Leave out the pictures and repeat every record exactly.

Material -
* BEGIN *

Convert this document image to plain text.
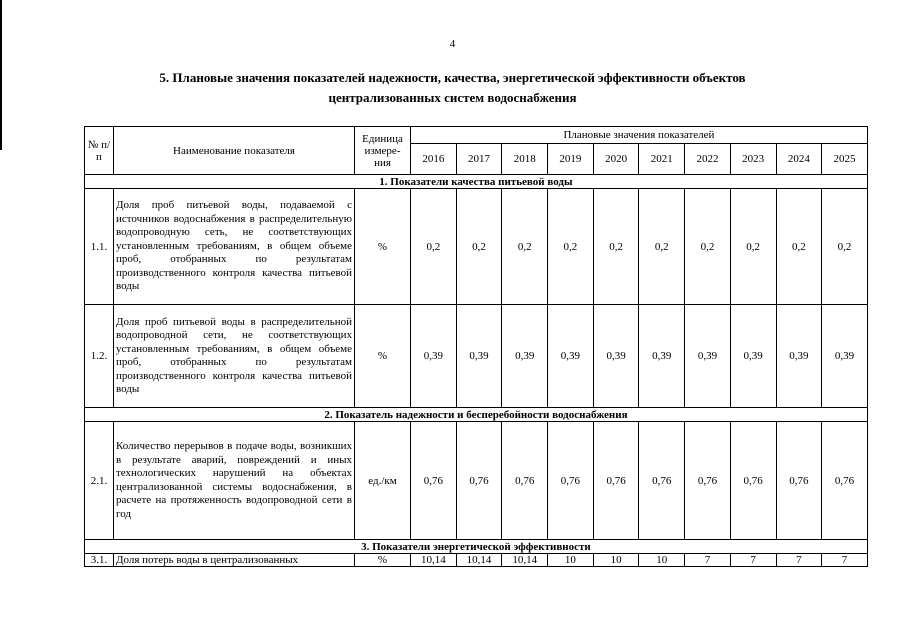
4
5. Плановые значения показателей надежности, качества, энергетической эффективности объектов
централизованных систем водоснабжения
№ п/п	Наименование показателя	Единица измере-ния	Плановые значения показателей									
			2016	2017	2018	2019	2020	2021	2022	2023	2024	2025
1. Показатели качества питьевой воды												
1.1.	Доля проб питьевой воды, подаваемой с источников водоснабжения в распределительную водопроводную сеть, не соответствующих установленным требованиям, в общем объеме проб, отобранных по результатам производственного контроля качества питьевой воды	%	0,2	0,2	0,2	0,2	0,2	0,2	0,2	0,2	0,2	0,2
1.2.	Доля проб питьевой воды в распределительной водопроводной сети, не соответствующих установленным требованиям, в общем объеме проб, отобранных по результатам производственного контроля качества питьевой воды	%	0,39	0,39	0,39	0,39	0,39	0,39	0,39	0,39	0,39	0,39
2. Показатель надежности и бесперебойности водоснабжения												
2.1.	Количество перерывов в подаче воды, возникших в результате аварий, повреждений и иных технологических нарушений на объектах централизованной системы водоснабжения, в расчете на протяженность водопроводной сети в год	ед./км	0,76	0,76	0,76	0,76	0,76	0,76	0,76	0,76	0,76	0,76
3. Показатели энергетической эффективности												
3.1.	Доля потерь воды в централизованных	%	10,14	10,14	10,14	10	10	10	7	7	7	7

* END *

Answer to this task -
Convert this document image to plain text.
4
5. Плановые значения показателей надежности, качества, энергетической эффективности объектов
централизованных систем водоснабжения
№ п/п	Наименование показателя	Единица измере-ния	Плановые значения показателей									
			2016	2017	2018	2019	2020	2021	2022	2023	2024	2025
1. Показатели качества питьевой воды												
1.1.	Доля проб питьевой воды, подаваемой с источников водоснабжения в распределительную водопроводную сеть, не соответствующих установленным требованиям, в общем объеме проб, отобранных по результатам производственного контроля качества питьевой воды	%	0,2	0,2	0,2	0,2	0,2	0,2	0,2	0,2	0,2	0,2
1.2.	Доля проб питьевой воды в распределительной водопроводной сети, не соответствующих установленным требованиям, в общем объеме проб, отобранных по результатам производственного контроля качества питьевой воды	%	0,39	0,39	0,39	0,39	0,39	0,39	0,39	0,39	0,39	0,39
2. Показатель надежности и бесперебойности водоснабжения												
2.1.	Количество перерывов в подаче воды, возникших в результате аварий, повреждений и иных технологических нарушений на объектах централизованной системы водоснабжения, в расчете на протяженность водопроводной сети в год	ед./км	0,76	0,76	0,76	0,76	0,76	0,76	0,76	0,76	0,76	0,76
3. Показатели энергетической эффективности												
3.1.	Доля потерь воды в централизованных	%	10,14	10,14	10,14	10	10	10	7	7	7	7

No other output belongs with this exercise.